======== Dataset records

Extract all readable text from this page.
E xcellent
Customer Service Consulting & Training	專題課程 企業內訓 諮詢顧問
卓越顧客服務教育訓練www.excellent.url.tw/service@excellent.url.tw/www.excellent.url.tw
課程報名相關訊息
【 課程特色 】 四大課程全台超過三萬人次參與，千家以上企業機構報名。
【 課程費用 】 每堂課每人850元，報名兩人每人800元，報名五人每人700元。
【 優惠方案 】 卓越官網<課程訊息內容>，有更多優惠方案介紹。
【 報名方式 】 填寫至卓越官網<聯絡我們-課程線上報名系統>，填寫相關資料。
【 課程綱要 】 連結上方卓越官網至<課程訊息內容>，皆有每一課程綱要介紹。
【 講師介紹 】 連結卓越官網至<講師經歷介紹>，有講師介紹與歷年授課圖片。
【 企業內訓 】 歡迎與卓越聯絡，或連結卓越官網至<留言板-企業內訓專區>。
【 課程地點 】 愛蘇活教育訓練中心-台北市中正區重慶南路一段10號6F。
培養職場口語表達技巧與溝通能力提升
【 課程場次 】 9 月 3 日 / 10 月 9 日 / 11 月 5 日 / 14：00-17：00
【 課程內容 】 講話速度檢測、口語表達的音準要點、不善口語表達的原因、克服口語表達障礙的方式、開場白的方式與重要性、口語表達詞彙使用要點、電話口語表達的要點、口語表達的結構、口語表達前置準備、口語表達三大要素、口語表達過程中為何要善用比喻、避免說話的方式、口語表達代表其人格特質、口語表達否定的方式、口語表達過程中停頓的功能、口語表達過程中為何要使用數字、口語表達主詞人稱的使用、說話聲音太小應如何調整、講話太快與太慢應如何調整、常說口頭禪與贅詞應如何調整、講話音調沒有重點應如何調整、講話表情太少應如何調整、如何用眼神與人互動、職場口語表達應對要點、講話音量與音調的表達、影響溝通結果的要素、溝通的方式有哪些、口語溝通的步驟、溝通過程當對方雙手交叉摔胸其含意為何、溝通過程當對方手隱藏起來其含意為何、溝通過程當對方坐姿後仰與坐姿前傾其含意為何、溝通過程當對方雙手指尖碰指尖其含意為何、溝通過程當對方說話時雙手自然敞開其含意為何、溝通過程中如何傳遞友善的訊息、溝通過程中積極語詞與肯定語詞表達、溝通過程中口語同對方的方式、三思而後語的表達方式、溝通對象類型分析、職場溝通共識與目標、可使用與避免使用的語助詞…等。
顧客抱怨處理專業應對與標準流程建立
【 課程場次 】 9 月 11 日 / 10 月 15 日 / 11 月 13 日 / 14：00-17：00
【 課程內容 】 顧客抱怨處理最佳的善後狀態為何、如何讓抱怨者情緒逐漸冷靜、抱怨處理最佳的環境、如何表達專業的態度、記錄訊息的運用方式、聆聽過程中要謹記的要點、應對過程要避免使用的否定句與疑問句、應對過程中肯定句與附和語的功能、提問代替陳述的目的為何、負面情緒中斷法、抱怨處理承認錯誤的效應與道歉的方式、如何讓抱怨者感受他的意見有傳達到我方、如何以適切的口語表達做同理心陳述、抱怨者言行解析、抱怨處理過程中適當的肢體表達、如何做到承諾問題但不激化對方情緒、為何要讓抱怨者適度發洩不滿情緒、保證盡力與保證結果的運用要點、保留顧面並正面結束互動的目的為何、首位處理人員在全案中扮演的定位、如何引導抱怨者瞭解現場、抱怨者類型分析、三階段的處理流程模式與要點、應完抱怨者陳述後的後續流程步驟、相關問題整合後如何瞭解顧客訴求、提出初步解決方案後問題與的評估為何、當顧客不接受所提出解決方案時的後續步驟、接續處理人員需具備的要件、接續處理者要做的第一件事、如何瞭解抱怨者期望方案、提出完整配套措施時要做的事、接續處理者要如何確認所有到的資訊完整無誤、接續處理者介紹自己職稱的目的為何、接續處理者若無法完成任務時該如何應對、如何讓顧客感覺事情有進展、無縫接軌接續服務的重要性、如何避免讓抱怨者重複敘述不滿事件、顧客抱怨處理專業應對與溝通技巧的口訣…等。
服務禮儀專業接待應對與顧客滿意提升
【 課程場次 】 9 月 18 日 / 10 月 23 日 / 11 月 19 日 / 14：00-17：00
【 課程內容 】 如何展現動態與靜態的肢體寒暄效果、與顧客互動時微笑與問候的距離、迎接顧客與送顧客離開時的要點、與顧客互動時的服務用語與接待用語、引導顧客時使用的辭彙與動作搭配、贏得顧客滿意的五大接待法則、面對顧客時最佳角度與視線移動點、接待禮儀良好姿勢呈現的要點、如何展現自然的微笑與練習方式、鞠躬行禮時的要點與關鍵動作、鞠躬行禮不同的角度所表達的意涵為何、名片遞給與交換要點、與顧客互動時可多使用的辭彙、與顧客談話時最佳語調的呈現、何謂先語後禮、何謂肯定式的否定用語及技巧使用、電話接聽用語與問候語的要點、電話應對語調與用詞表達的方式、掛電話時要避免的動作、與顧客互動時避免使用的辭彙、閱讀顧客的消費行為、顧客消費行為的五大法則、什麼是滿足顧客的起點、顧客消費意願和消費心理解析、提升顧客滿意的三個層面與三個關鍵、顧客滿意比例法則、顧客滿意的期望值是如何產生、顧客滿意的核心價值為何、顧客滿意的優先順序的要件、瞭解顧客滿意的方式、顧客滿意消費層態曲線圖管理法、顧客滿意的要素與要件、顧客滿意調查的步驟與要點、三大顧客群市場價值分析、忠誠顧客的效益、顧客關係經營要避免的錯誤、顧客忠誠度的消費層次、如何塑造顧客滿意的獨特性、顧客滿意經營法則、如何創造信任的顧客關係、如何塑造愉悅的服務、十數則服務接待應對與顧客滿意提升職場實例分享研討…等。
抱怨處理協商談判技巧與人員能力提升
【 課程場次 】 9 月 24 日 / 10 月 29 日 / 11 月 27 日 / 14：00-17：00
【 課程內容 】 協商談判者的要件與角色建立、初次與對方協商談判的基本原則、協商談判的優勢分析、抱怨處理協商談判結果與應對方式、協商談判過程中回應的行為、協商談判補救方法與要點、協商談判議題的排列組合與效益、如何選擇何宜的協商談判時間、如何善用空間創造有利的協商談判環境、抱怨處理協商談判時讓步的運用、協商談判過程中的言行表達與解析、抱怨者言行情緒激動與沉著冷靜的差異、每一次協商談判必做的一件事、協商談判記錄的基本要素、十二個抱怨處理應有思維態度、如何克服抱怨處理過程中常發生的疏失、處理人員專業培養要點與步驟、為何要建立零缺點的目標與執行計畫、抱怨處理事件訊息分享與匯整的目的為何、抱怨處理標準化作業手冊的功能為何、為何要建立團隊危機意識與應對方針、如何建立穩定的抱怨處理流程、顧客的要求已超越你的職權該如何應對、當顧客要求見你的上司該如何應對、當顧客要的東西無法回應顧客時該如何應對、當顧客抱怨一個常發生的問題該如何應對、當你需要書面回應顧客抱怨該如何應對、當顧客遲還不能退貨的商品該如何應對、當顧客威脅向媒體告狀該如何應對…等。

================

* **What the task asks**
Quote the whole listing above, leaving nothing out.

* **Solution to this problem**
Extract all readable text from this page.
E xcellent
Customer Service Consulting & Training	專題課程 企業內訓 諮詢顧問
卓越顧客服務教育訓練www.excellent.url.tw/service@excellent.url.tw/www.excellent.url.tw
課程報名相關訊息
【 課程特色 】 四大課程全台超過三萬人次參與，千家以上企業機構報名。
【 課程費用 】 每堂課每人850元，報名兩人每人800元，報名五人每人700元。
【 優惠方案 】 卓越官網<課程訊息內容>，有更多優惠方案介紹。
【 報名方式 】 填寫至卓越官網<聯絡我們-課程線上報名系統>，填寫相關資料。
【 課程綱要 】 連結上方卓越官網至<課程訊息內容>，皆有每一課程綱要介紹。
【 講師介紹 】 連結卓越官網至<講師經歷介紹>，有講師介紹與歷年授課圖片。
【 企業內訓 】 歡迎與卓越聯絡，或連結卓越官網至<留言板-企業內訓專區>。
【 課程地點 】 愛蘇活教育訓練中心-台北市中正區重慶南路一段10號6F。
培養職場口語表達技巧與溝通能力提升
【 課程場次 】 9 月 3 日 / 10 月 9 日 / 11 月 5 日 / 14：00-17：00
【 課程內容 】 講話速度檢測、口語表達的音準要點、不善口語表達的原因、克服口語表達障礙的方式、開場白的方式與重要性、口語表達詞彙使用要點、電話口語表達的要點、口語表達的結構、口語表達前置準備、口語表達三大要素、口語表達過程中為何要善用比喻、避免說話的方式、口語表達代表其人格特質、口語表達否定的方式、口語表達過程中停頓的功能、口語表達過程中為何要使用數字、口語表達主詞人稱的使用、說話聲音太小應如何調整、講話太快與太慢應如何調整、常說口頭禪與贅詞應如何調整、講話音調沒有重點應如何調整、講話表情太少應如何調整、如何用眼神與人互動、職場口語表達應對要點、講話音量與音調的表達、影響溝通結果的要素、溝通的方式有哪些、口語溝通的步驟、溝通過程當對方雙手交叉摔胸其含意為何、溝通過程當對方手隱藏起來其含意為何、溝通過程當對方坐姿後仰與坐姿前傾其含意為何、溝通過程當對方雙手指尖碰指尖其含意為何、溝通過程當對方說話時雙手自然敞開其含意為何、溝通過程中如何傳遞友善的訊息、溝通過程中積極語詞與肯定語詞表達、溝通過程中口語同對方的方式、三思而後語的表達方式、溝通對象類型分析、職場溝通共識與目標、可使用與避免使用的語助詞…等。
顧客抱怨處理專業應對與標準流程建立
【 課程場次 】 9 月 11 日 / 10 月 15 日 / 11 月 13 日 / 14：00-17：00
【 課程內容 】 顧客抱怨處理最佳的善後狀態為何、如何讓抱怨者情緒逐漸冷靜、抱怨處理最佳的環境、如何表達專業的態度、記錄訊息的運用方式、聆聽過程中要謹記的要點、應對過程要避免使用的否定句與疑問句、應對過程中肯定句與附和語的功能、提問代替陳述的目的為何、負面情緒中斷法、抱怨處理承認錯誤的效應與道歉的方式、如何讓抱怨者感受他的意見有傳達到我方、如何以適切的口語表達做同理心陳述、抱怨者言行解析、抱怨處理過程中適當的肢體表達、如何做到承諾問題但不激化對方情緒、為何要讓抱怨者適度發洩不滿情緒、保證盡力與保證結果的運用要點、保留顧面並正面結束互動的目的為何、首位處理人員在全案中扮演的定位、如何引導抱怨者瞭解現場、抱怨者類型分析、三階段的處理流程模式與要點、應完抱怨者陳述後的後續流程步驟、相關問題整合後如何瞭解顧客訴求、提出初步解決方案後問題與的評估為何、當顧客不接受所提出解決方案時的後續步驟、接續處理人員需具備的要件、接續處理者要做的第一件事、如何瞭解抱怨者期望方案、提出完整配套措施時要做的事、接續處理者要如何確認所有到的資訊完整無誤、接續處理者介紹自己職稱的目的為何、接續處理者若無法完成任務時該如何應對、如何讓顧客感覺事情有進展、無縫接軌接續服務的重要性、如何避免讓抱怨者重複敘述不滿事件、顧客抱怨處理專業應對與溝通技巧的口訣…等。
服務禮儀專業接待應對與顧客滿意提升
【 課程場次 】 9 月 18 日 / 10 月 23 日 / 11 月 19 日 / 14：00-17：00
【 課程內容 】 如何展現動態與靜態的肢體寒暄效果、與顧客互動時微笑與問候的距離、迎接顧客與送顧客離開時的要點、與顧客互動時的服務用語與接待用語、引導顧客時使用的辭彙與動作搭配、贏得顧客滿意的五大接待法則、面對顧客時最佳角度與視線移動點、接待禮儀良好姿勢呈現的要點、如何展現自然的微笑與練習方式、鞠躬行禮時的要點與關鍵動作、鞠躬行禮不同的角度所表達的意涵為何、名片遞給與交換要點、與顧客互動時可多使用的辭彙、與顧客談話時最佳語調的呈現、何謂先語後禮、何謂肯定式的否定用語及技巧使用、電話接聽用語與問候語的要點、電話應對語調與用詞表達的方式、掛電話時要避免的動作、與顧客互動時避免使用的辭彙、閱讀顧客的消費行為、顧客消費行為的五大法則、什麼是滿足顧客的起點、顧客消費意願和消費心理解析、提升顧客滿意的三個層面與三個關鍵、顧客滿意比例法則、顧客滿意的期望值是如何產生、顧客滿意的核心價值為何、顧客滿意的優先順序的要件、瞭解顧客滿意的方式、顧客滿意消費層態曲線圖管理法、顧客滿意的要素與要件、顧客滿意調查的步驟與要點、三大顧客群市場價值分析、忠誠顧客的效益、顧客關係經營要避免的錯誤、顧客忠誠度的消費層次、如何塑造顧客滿意的獨特性、顧客滿意經營法則、如何創造信任的顧客關係、如何塑造愉悅的服務、十數則服務接待應對與顧客滿意提升職場實例分享研討…等。
抱怨處理協商談判技巧與人員能力提升
【 課程場次 】 9 月 24 日 / 10 月 29 日 / 11 月 27 日 / 14：00-17：00
【 課程內容 】 協商談判者的要件與角色建立、初次與對方協商談判的基本原則、協商談判的優勢分析、抱怨處理協商談判結果與應對方式、協商談判過程中回應的行為、協商談判補救方法與要點、協商談判議題的排列組合與效益、如何選擇何宜的協商談判時間、如何善用空間創造有利的協商談判環境、抱怨處理協商談判時讓步的運用、協商談判過程中的言行表達與解析、抱怨者言行情緒激動與沉著冷靜的差異、每一次協商談判必做的一件事、協商談判記錄的基本要素、十二個抱怨處理應有思維態度、如何克服抱怨處理過程中常發生的疏失、處理人員專業培養要點與步驟、為何要建立零缺點的目標與執行計畫、抱怨處理事件訊息分享與匯整的目的為何、抱怨處理標準化作業手冊的功能為何、為何要建立團隊危機意識與應對方針、如何建立穩定的抱怨處理流程、顧客的要求已超越你的職權該如何應對、當顧客要求見你的上司該如何應對、當顧客要的東西無法回應顧客時該如何應對、當顧客抱怨一個常發生的問題該如何應對、當你需要書面回應顧客抱怨該如何應對、當顧客遲還不能退貨的商品該如何應對、當顧客威脅向媒體告狀該如何應對…等。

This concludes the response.